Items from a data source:
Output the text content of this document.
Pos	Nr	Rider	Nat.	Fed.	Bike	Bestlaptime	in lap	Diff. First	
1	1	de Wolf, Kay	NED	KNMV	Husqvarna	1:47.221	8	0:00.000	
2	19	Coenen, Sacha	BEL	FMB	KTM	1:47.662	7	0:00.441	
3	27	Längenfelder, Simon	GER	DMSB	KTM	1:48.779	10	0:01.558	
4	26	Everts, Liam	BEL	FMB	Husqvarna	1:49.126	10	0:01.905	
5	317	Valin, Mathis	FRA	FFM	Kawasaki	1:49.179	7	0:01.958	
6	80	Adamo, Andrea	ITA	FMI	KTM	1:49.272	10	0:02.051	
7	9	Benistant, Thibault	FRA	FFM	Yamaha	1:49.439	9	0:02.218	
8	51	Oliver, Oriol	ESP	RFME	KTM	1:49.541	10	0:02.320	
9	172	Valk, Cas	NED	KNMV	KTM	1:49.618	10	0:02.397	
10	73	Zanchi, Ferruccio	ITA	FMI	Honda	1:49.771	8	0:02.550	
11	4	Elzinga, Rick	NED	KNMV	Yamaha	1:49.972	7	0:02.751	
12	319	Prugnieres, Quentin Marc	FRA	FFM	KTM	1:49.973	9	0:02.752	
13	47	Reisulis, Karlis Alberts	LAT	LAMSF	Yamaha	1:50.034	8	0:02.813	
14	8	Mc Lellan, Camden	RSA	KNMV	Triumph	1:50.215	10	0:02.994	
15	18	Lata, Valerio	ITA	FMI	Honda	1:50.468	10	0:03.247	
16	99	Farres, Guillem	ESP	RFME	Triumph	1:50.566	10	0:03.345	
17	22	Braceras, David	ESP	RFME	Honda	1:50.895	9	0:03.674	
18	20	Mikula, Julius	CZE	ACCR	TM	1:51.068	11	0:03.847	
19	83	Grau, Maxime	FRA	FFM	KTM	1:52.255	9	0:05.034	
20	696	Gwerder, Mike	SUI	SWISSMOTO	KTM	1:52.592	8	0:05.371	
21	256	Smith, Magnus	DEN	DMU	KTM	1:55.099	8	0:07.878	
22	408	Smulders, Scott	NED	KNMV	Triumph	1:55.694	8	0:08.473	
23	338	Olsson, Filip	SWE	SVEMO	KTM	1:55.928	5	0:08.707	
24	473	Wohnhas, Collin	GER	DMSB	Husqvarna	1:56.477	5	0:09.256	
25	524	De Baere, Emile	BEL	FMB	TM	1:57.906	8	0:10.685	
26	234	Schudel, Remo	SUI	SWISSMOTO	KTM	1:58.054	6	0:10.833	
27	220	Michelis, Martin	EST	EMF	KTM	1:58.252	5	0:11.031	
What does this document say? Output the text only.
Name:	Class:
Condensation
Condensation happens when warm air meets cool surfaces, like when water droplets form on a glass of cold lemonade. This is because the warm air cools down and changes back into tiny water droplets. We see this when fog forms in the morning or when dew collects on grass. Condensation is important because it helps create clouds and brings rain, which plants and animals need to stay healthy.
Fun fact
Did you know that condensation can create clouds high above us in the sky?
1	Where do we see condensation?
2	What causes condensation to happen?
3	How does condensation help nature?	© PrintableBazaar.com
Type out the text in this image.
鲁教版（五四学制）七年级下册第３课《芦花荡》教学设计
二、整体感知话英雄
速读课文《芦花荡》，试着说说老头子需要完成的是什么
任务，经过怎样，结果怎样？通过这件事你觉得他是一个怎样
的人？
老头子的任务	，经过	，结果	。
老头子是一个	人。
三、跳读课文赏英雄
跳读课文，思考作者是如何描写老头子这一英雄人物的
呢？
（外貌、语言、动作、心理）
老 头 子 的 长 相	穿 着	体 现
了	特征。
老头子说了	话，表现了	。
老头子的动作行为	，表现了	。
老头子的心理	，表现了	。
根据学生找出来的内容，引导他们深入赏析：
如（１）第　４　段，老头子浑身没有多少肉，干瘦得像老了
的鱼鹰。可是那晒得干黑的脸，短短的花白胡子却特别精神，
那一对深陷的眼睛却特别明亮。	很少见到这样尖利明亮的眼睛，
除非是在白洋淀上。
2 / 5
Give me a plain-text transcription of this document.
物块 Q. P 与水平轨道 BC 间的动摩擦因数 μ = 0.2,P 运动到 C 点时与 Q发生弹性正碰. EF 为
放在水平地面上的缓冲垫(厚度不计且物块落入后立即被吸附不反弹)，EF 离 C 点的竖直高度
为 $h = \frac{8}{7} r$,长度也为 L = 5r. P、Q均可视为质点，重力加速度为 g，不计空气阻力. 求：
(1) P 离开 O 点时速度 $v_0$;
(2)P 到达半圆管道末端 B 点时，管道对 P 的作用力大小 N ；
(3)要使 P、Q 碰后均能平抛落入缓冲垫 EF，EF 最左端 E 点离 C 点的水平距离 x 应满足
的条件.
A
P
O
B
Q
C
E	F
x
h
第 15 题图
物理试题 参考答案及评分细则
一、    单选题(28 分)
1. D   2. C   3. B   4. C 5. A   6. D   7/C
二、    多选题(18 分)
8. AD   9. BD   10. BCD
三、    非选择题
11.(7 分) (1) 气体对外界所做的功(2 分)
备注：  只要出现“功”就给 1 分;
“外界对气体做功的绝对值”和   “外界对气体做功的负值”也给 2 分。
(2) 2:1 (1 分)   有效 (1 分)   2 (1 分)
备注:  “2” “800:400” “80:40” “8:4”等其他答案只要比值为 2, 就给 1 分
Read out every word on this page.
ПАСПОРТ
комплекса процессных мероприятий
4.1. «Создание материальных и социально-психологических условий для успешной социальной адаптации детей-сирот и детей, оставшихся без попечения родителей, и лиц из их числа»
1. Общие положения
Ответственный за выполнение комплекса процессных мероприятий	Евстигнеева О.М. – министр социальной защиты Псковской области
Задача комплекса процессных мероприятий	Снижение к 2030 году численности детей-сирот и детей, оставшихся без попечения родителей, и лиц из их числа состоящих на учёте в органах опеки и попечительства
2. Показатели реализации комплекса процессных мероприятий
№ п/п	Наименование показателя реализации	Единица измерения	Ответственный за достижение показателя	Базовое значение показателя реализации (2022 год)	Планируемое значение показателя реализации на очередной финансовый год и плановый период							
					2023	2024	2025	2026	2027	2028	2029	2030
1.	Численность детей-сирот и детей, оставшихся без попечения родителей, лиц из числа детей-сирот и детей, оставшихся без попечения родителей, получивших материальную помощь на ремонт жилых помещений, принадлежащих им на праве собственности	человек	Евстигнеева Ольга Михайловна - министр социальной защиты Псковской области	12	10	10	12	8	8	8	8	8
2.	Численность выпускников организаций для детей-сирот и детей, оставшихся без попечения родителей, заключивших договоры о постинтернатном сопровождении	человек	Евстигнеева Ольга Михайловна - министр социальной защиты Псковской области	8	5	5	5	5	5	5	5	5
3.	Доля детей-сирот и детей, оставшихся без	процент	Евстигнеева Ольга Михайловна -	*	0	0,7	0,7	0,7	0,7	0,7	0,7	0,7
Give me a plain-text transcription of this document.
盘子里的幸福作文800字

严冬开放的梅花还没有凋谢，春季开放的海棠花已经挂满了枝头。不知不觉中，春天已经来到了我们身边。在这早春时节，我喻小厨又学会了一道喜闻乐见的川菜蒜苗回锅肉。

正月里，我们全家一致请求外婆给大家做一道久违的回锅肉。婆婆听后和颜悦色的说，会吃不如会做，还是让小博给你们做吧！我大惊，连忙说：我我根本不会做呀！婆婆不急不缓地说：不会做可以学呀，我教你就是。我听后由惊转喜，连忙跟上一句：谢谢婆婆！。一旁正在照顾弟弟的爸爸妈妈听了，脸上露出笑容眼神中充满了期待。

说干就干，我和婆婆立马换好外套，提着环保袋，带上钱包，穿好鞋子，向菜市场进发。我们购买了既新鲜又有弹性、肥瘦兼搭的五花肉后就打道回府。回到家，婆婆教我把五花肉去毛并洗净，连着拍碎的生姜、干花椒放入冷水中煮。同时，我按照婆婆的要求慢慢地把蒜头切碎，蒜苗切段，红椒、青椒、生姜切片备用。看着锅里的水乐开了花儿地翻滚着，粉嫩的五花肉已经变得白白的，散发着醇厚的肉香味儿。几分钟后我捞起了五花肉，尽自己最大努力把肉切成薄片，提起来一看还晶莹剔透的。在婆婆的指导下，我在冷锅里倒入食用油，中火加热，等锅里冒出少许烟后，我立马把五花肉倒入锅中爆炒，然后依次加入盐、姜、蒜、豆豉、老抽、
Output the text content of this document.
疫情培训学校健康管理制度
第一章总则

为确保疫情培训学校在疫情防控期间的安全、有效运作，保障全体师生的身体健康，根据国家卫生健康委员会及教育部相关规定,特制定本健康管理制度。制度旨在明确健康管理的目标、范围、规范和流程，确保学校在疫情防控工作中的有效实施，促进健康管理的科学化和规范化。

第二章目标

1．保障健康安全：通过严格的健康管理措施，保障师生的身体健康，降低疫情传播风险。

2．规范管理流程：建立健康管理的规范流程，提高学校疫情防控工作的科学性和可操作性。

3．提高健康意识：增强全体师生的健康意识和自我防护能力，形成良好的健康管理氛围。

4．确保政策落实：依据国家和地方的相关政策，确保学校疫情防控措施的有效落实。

_Written problem_: List each line of the records that holds the string "человек".

_Expected answer_:
1.	Численность детей-сирот и детей, оставшихся без попечения родителей, лиц из числа детей-сирот и детей, оставшихся без попечения родителей, получивших материальную помощь на ремонт жилых помещений, принадлежащих им на праве собственности	человек	Евстигнеева Ольга Михайловна - министр социальной защиты Псковской области	12	10	10	12	8	8	8	8	8
2.	Численность выпускников организаций для детей-сирот и детей, оставшихся без попечения родителей, заключивших договоры о постинтернатном сопровождении	человек	Евстигнеева Ольга Михайловна - министр социальной защиты Псковской области	8	5	5	5	5	5	5	5	5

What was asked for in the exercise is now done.